• **Task goal**:
Quote the records below in full, exactly as given, with the images taken out.

• **Given entries**:
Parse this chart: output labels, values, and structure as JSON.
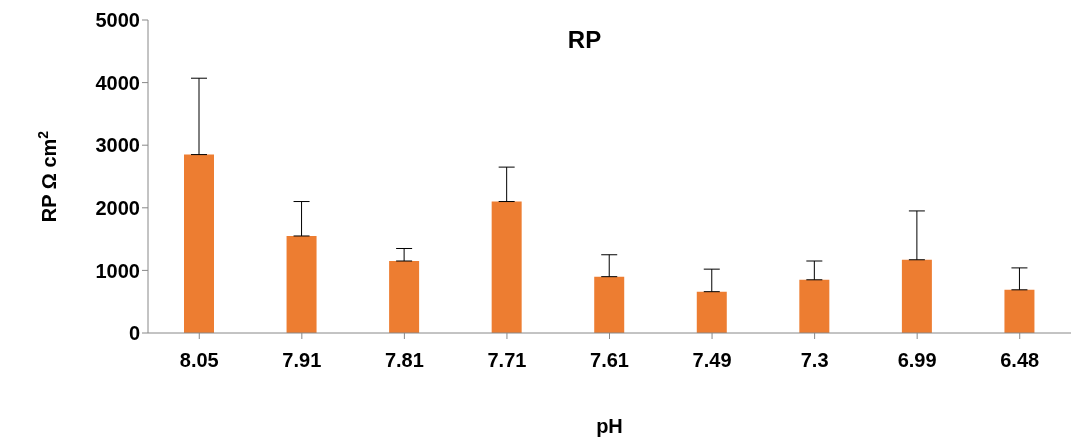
{
  "chart_data": {
    "type": "bar",
    "title": "RP",
    "xlabel": "pH",
    "ylabel": "RP Ω cm$^{2}$",
    "categories": [
      "8.05",
      "7.91",
      "7.81",
      "7.71",
      "7.61",
      "7.49",
      "7.3",
      "6.99",
      "6.48"
    ],
    "values": [
      2850,
      1550,
      1150,
      2100,
      900,
      660,
      850,
      1170,
      690
    ],
    "errors": [
      [
        2850,
        4070
      ],
      [
        1550,
        2100
      ],
      [
        1150,
        1350
      ],
      [
        2100,
        2650
      ],
      [
        900,
        1250
      ],
      [
        660,
        1020
      ],
      [
        850,
        1150
      ],
      [
        1170,
        1950
      ],
      [
        690,
        1040
      ]
    ],
    "color": "#ed7d31",
    "ylim": [
      0,
      5000
    ],
    "yticks": [
      0,
      1000,
      2000,
      3000,
      4000,
      5000
    ],
    "grid": false,
    "legend": false
  }
}
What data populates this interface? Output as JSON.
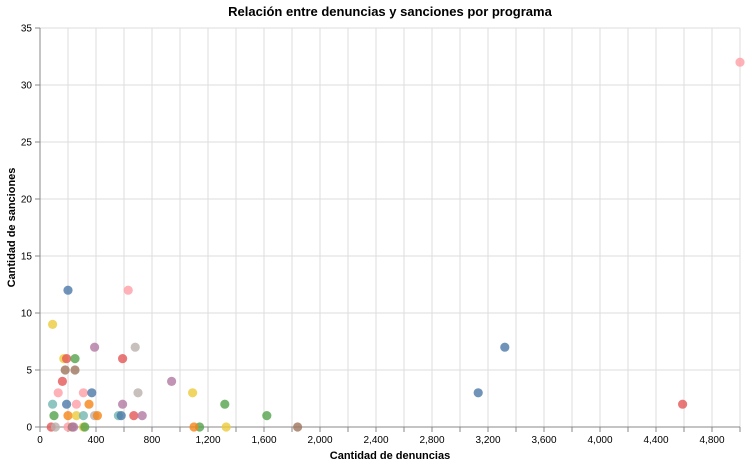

• **Reply to the task**:
Parse this chart: output labels, values, and structure as JSON.
{
  "chart_data": {
    "type": "bar",
    "title": "RP",
    "xlabel": "pH",
    "ylabel": "RP Ω cm$^{2}$",
    "categories": [
      "8.05",
      "7.91",
      "7.81",
      "7.71",
      "7.61",
      "7.49",
      "7.3",
      "6.99",
      "6.48"
    ],
    "values": [
      2850,
      1550,
      1150,
      2100,
      900,
      660,
      850,
      1170,
      690
    ],
    "errors": [
      [
        2850,
        4070
      ],
      [
        1550,
        2100
      ],
      [
        1150,
        1350
      ],
      [
        2100,
        2650
      ],
      [
        900,
        1250
      ],
      [
        660,
        1020
      ],
      [
        850,
        1150
      ],
      [
        1170,
        1950
      ],
      [
        690,
        1040
      ]
    ],
    "color": "#ed7d31",
    "ylim": [
      0,
      5000
    ],
    "yticks": [
      0,
      1000,
      2000,
      3000,
      4000,
      5000
    ],
    "grid": false,
    "legend": false
  }
}
What data populates this interface? Output as JSON.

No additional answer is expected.